- **Given problem**
Provide the count of lines that hold "ylabel" and no other output.

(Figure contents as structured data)
■ ■ ■ ■ ■ ■ ■
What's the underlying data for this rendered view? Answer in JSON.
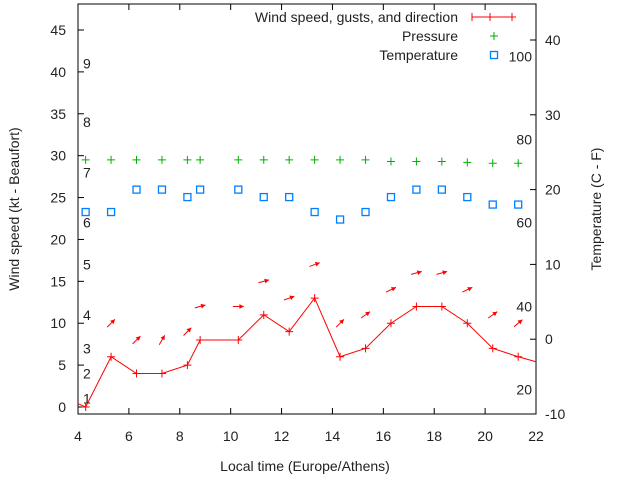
{
  "chart_data": {
    "type": "line",
    "title": "",
    "xlabel": "Local time (Europe/Athens)",
    "ylabel": "Wind speed (kt - Beaufort)",
    "y2label": "Temperature (C - F)",
    "xlim": [
      4,
      22
    ],
    "ylim": [
      0,
      45
    ],
    "y2lim": [
      -10,
      40
    ],
    "grid": false,
    "legend_position": "top-right",
    "x_ticks": [
      "4",
      "6",
      "8",
      "10",
      "12",
      "14",
      "16",
      "18",
      "20",
      "22"
    ],
    "y_ticks": [
      "0",
      "5",
      "10",
      "15",
      "20",
      "25",
      "30",
      "35",
      "40",
      "45"
    ],
    "y2_ticks": [
      "-10",
      "0",
      "10",
      "20",
      "30",
      "40"
    ],
    "beaufort_labels": [
      {
        "label": "1",
        "kt": 1
      },
      {
        "label": "2",
        "kt": 4
      },
      {
        "label": "3",
        "kt": 7
      },
      {
        "label": "4",
        "kt": 11
      },
      {
        "label": "5",
        "kt": 17
      },
      {
        "label": "6",
        "kt": 22
      },
      {
        "label": "7",
        "kt": 28
      },
      {
        "label": "8",
        "kt": 34
      },
      {
        "label": "9",
        "kt": 41
      }
    ],
    "fahrenheit_labels": [
      {
        "label": "20",
        "c": -6.7
      },
      {
        "label": "40",
        "c": 4.4
      },
      {
        "label": "60",
        "c": 15.6
      },
      {
        "label": "80",
        "c": 26.7
      },
      {
        "label": "100",
        "c": 37.8
      }
    ],
    "series": [
      {
        "name": "Wind speed, gusts, and direction",
        "color": "#ff0000",
        "x": [
          4.3,
          5.3,
          6.3,
          7.3,
          8.3,
          8.8,
          10.3,
          11.3,
          12.3,
          13.3,
          14.3,
          15.3,
          16.3,
          17.3,
          18.3,
          19.3,
          20.3,
          21.3
        ],
        "values": [
          0,
          6,
          4,
          4,
          5,
          8,
          8,
          11,
          9,
          13,
          6,
          7,
          10,
          12,
          12,
          10,
          7,
          6
        ],
        "gusts": [
          null,
          10,
          8,
          8,
          9,
          12,
          12,
          15,
          13,
          17,
          10,
          11,
          14,
          16,
          16,
          14,
          11,
          10
        ],
        "direction_deg_above_horizontal": [
          null,
          45,
          45,
          60,
          45,
          15,
          0,
          15,
          20,
          20,
          45,
          35,
          25,
          15,
          15,
          25,
          35,
          40
        ]
      },
      {
        "name": "Pressure",
        "color": "#00b000",
        "x": [
          4.3,
          5.3,
          6.3,
          7.3,
          8.3,
          8.8,
          10.3,
          11.3,
          12.3,
          13.3,
          14.3,
          15.3,
          16.3,
          17.3,
          18.3,
          19.3,
          20.3,
          21.3
        ],
        "values": [
          29.5,
          29.5,
          29.5,
          29.5,
          29.5,
          29.5,
          29.5,
          29.5,
          29.5,
          29.5,
          29.5,
          29.5,
          29.3,
          29.3,
          29.3,
          29.2,
          29.1,
          29.1
        ]
      },
      {
        "name": "Temperature",
        "color": "#0080ff",
        "axis": "y2",
        "x": [
          4.3,
          5.3,
          6.3,
          7.3,
          8.3,
          8.8,
          10.3,
          11.3,
          12.3,
          13.3,
          14.3,
          15.3,
          16.3,
          17.3,
          18.3,
          19.3,
          20.3,
          21.3
        ],
        "values": [
          17,
          17,
          20,
          20,
          19,
          20,
          20,
          19,
          19,
          17,
          16,
          17,
          19,
          20,
          20,
          19,
          18,
          18
        ]
      }
    ]
  }
}
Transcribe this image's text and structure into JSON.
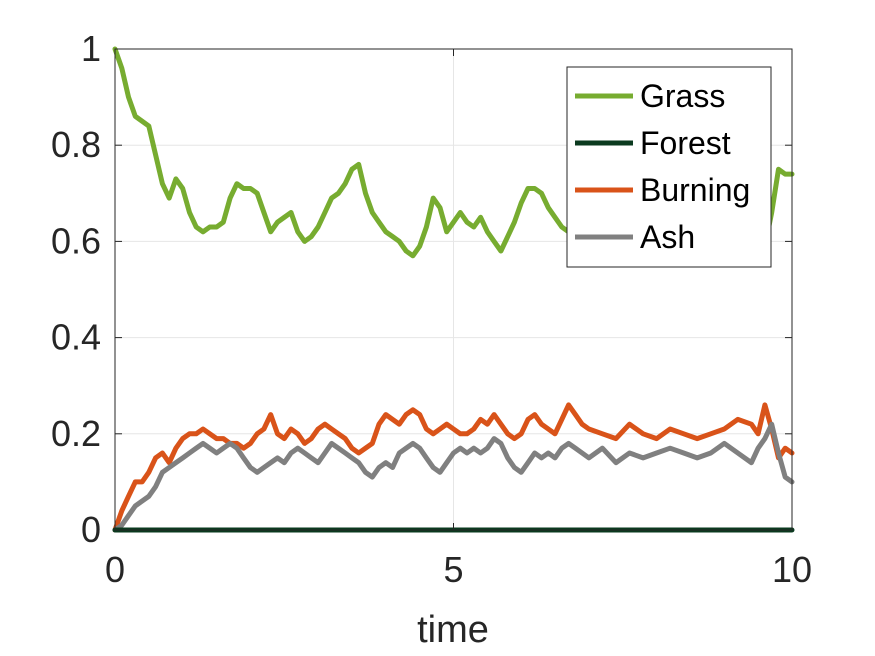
{
  "chart_data": {
    "type": "line",
    "title": "",
    "xlabel": "time",
    "ylabel": "",
    "xlim": [
      0,
      10
    ],
    "ylim": [
      0,
      1
    ],
    "xticks": [
      "0",
      "5",
      "10"
    ],
    "yticks": [
      "0",
      "0.2",
      "0.4",
      "0.6",
      "0.8",
      "1"
    ],
    "grid": true,
    "legend_position": "top-right",
    "series": [
      {
        "name": "Grass",
        "color": "#77AC30",
        "x": [
          0,
          0.1,
          0.2,
          0.3,
          0.4,
          0.5,
          0.6,
          0.7,
          0.8,
          0.9,
          1.0,
          1.1,
          1.2,
          1.3,
          1.4,
          1.5,
          1.6,
          1.7,
          1.8,
          1.9,
          2.0,
          2.1,
          2.2,
          2.3,
          2.4,
          2.5,
          2.6,
          2.7,
          2.8,
          2.9,
          3.0,
          3.1,
          3.2,
          3.3,
          3.4,
          3.5,
          3.6,
          3.7,
          3.8,
          3.9,
          4.0,
          4.1,
          4.2,
          4.3,
          4.4,
          4.5,
          4.6,
          4.7,
          4.8,
          4.9,
          5.0,
          5.1,
          5.2,
          5.3,
          5.4,
          5.5,
          5.6,
          5.7,
          5.8,
          5.9,
          6.0,
          6.1,
          6.2,
          6.3,
          6.4,
          6.5,
          6.6,
          6.7,
          6.8,
          6.9,
          7.0,
          7.2,
          7.4,
          7.6,
          7.8,
          8.0,
          8.2,
          8.4,
          8.6,
          8.8,
          9.0,
          9.2,
          9.4,
          9.6,
          9.7,
          9.8,
          9.9,
          10.0
        ],
        "y": [
          1.0,
          0.96,
          0.9,
          0.86,
          0.85,
          0.84,
          0.78,
          0.72,
          0.69,
          0.73,
          0.71,
          0.66,
          0.63,
          0.62,
          0.63,
          0.63,
          0.64,
          0.69,
          0.72,
          0.71,
          0.71,
          0.7,
          0.66,
          0.62,
          0.64,
          0.65,
          0.66,
          0.62,
          0.6,
          0.61,
          0.63,
          0.66,
          0.69,
          0.7,
          0.72,
          0.75,
          0.76,
          0.7,
          0.66,
          0.64,
          0.62,
          0.61,
          0.6,
          0.58,
          0.57,
          0.59,
          0.63,
          0.69,
          0.67,
          0.62,
          0.64,
          0.66,
          0.64,
          0.63,
          0.65,
          0.62,
          0.6,
          0.58,
          0.61,
          0.64,
          0.68,
          0.71,
          0.71,
          0.7,
          0.67,
          0.65,
          0.63,
          0.62,
          0.61,
          0.62,
          0.66,
          0.63,
          0.62,
          0.63,
          0.64,
          0.62,
          0.63,
          0.64,
          0.62,
          0.61,
          0.6,
          0.59,
          0.58,
          0.59,
          0.66,
          0.75,
          0.74,
          0.74
        ]
      },
      {
        "name": "Forest",
        "color": "#0B3A1F",
        "x": [
          0,
          10
        ],
        "y": [
          0,
          0
        ]
      },
      {
        "name": "Burning",
        "color": "#D95319",
        "x": [
          0,
          0.1,
          0.2,
          0.3,
          0.4,
          0.5,
          0.6,
          0.7,
          0.8,
          0.9,
          1.0,
          1.1,
          1.2,
          1.3,
          1.4,
          1.5,
          1.6,
          1.7,
          1.8,
          1.9,
          2.0,
          2.1,
          2.2,
          2.3,
          2.4,
          2.5,
          2.6,
          2.7,
          2.8,
          2.9,
          3.0,
          3.1,
          3.2,
          3.3,
          3.4,
          3.5,
          3.6,
          3.7,
          3.8,
          3.9,
          4.0,
          4.1,
          4.2,
          4.3,
          4.4,
          4.5,
          4.6,
          4.7,
          4.8,
          4.9,
          5.0,
          5.1,
          5.2,
          5.3,
          5.4,
          5.5,
          5.6,
          5.7,
          5.8,
          5.9,
          6.0,
          6.1,
          6.2,
          6.3,
          6.4,
          6.5,
          6.6,
          6.7,
          6.8,
          6.9,
          7.0,
          7.2,
          7.4,
          7.6,
          7.8,
          8.0,
          8.2,
          8.4,
          8.6,
          8.8,
          9.0,
          9.2,
          9.4,
          9.5,
          9.6,
          9.7,
          9.8,
          9.9,
          10.0
        ],
        "y": [
          0.0,
          0.04,
          0.07,
          0.1,
          0.1,
          0.12,
          0.15,
          0.16,
          0.14,
          0.17,
          0.19,
          0.2,
          0.2,
          0.21,
          0.2,
          0.19,
          0.19,
          0.18,
          0.18,
          0.17,
          0.18,
          0.2,
          0.21,
          0.24,
          0.2,
          0.19,
          0.21,
          0.2,
          0.18,
          0.19,
          0.21,
          0.22,
          0.21,
          0.2,
          0.19,
          0.17,
          0.16,
          0.17,
          0.18,
          0.22,
          0.24,
          0.23,
          0.22,
          0.24,
          0.25,
          0.24,
          0.21,
          0.2,
          0.21,
          0.22,
          0.21,
          0.2,
          0.2,
          0.21,
          0.23,
          0.22,
          0.24,
          0.22,
          0.2,
          0.19,
          0.2,
          0.23,
          0.24,
          0.22,
          0.21,
          0.2,
          0.23,
          0.26,
          0.24,
          0.22,
          0.21,
          0.2,
          0.19,
          0.22,
          0.2,
          0.19,
          0.21,
          0.2,
          0.19,
          0.2,
          0.21,
          0.23,
          0.22,
          0.2,
          0.26,
          0.21,
          0.15,
          0.17,
          0.16
        ]
      },
      {
        "name": "Ash",
        "color": "#808080",
        "x": [
          0,
          0.1,
          0.2,
          0.3,
          0.4,
          0.5,
          0.6,
          0.7,
          0.8,
          0.9,
          1.0,
          1.1,
          1.2,
          1.3,
          1.4,
          1.5,
          1.6,
          1.7,
          1.8,
          1.9,
          2.0,
          2.1,
          2.2,
          2.3,
          2.4,
          2.5,
          2.6,
          2.7,
          2.8,
          2.9,
          3.0,
          3.1,
          3.2,
          3.3,
          3.4,
          3.5,
          3.6,
          3.7,
          3.8,
          3.9,
          4.0,
          4.1,
          4.2,
          4.3,
          4.4,
          4.5,
          4.6,
          4.7,
          4.8,
          4.9,
          5.0,
          5.1,
          5.2,
          5.3,
          5.4,
          5.5,
          5.6,
          5.7,
          5.8,
          5.9,
          6.0,
          6.1,
          6.2,
          6.3,
          6.4,
          6.5,
          6.6,
          6.7,
          6.8,
          6.9,
          7.0,
          7.2,
          7.4,
          7.6,
          7.8,
          8.0,
          8.2,
          8.4,
          8.6,
          8.8,
          9.0,
          9.2,
          9.4,
          9.5,
          9.6,
          9.7,
          9.8,
          9.9,
          10.0
        ],
        "y": [
          0.0,
          0.01,
          0.03,
          0.05,
          0.06,
          0.07,
          0.09,
          0.12,
          0.13,
          0.14,
          0.15,
          0.16,
          0.17,
          0.18,
          0.17,
          0.16,
          0.17,
          0.18,
          0.17,
          0.15,
          0.13,
          0.12,
          0.13,
          0.14,
          0.15,
          0.14,
          0.16,
          0.17,
          0.16,
          0.15,
          0.14,
          0.16,
          0.18,
          0.17,
          0.16,
          0.15,
          0.14,
          0.12,
          0.11,
          0.13,
          0.14,
          0.13,
          0.16,
          0.17,
          0.18,
          0.17,
          0.15,
          0.13,
          0.12,
          0.14,
          0.16,
          0.17,
          0.16,
          0.17,
          0.16,
          0.17,
          0.19,
          0.18,
          0.15,
          0.13,
          0.12,
          0.14,
          0.16,
          0.15,
          0.16,
          0.15,
          0.17,
          0.18,
          0.17,
          0.16,
          0.15,
          0.17,
          0.14,
          0.16,
          0.15,
          0.16,
          0.17,
          0.16,
          0.15,
          0.16,
          0.18,
          0.16,
          0.14,
          0.17,
          0.19,
          0.22,
          0.16,
          0.11,
          0.1
        ]
      }
    ]
  }
}
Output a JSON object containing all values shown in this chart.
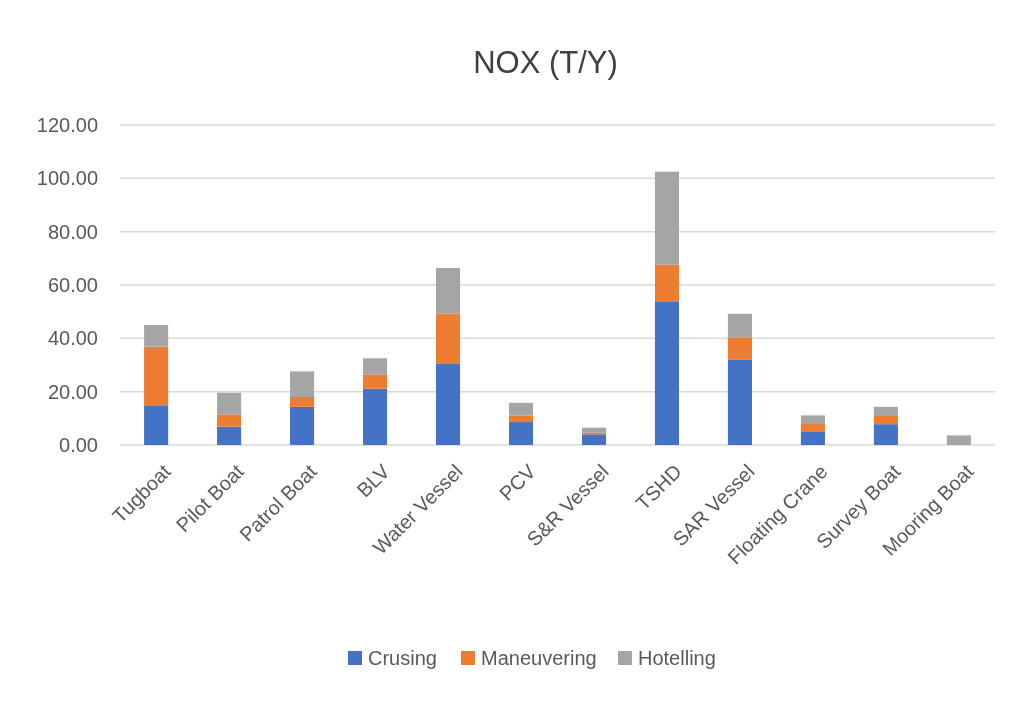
{
  "chart_data": {
    "type": "bar",
    "title": "NOX (T/Y)",
    "stacked": true,
    "categories": [
      "Tugboat",
      "Pilot Boat",
      "Patrol Boat",
      "BLV",
      "Water Vessel",
      "PCV",
      "S&R Vessel",
      "TSHD",
      "SAR Vessel",
      "Floating Crane",
      "Survey Boat",
      "Mooring Boat"
    ],
    "series": [
      {
        "name": "Crusing",
        "color": "#4472c4",
        "values": [
          14.9,
          6.9,
          14.3,
          21.1,
          30.4,
          8.6,
          4.0,
          53.9,
          32.1,
          4.9,
          7.8,
          0
        ]
      },
      {
        "name": "Maneuvering",
        "color": "#ed7d31",
        "values": [
          22.0,
          4.6,
          3.7,
          5.4,
          18.9,
          2.4,
          0.6,
          13.7,
          8.1,
          3.0,
          3.4,
          0
        ]
      },
      {
        "name": "Hotelling",
        "color": "#a5a5a5",
        "values": [
          8.1,
          8.1,
          9.6,
          6.0,
          17.1,
          4.8,
          1.9,
          34.9,
          9.0,
          3.2,
          3.1,
          3.6
        ]
      }
    ],
    "ylim": [
      0,
      120
    ],
    "yticks": [
      {
        "value": 0,
        "label": "0.00"
      },
      {
        "value": 20,
        "label": "20.00"
      },
      {
        "value": 40,
        "label": "40.00"
      },
      {
        "value": 60,
        "label": "60.00"
      },
      {
        "value": 80,
        "label": "80.00"
      },
      {
        "value": 100,
        "label": "100.00"
      },
      {
        "value": 120,
        "label": "120.00"
      }
    ],
    "grid": "y",
    "legend": "bottom"
  }
}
■ ■ ■ ■ ■ ■ ■
- **Solution below**
2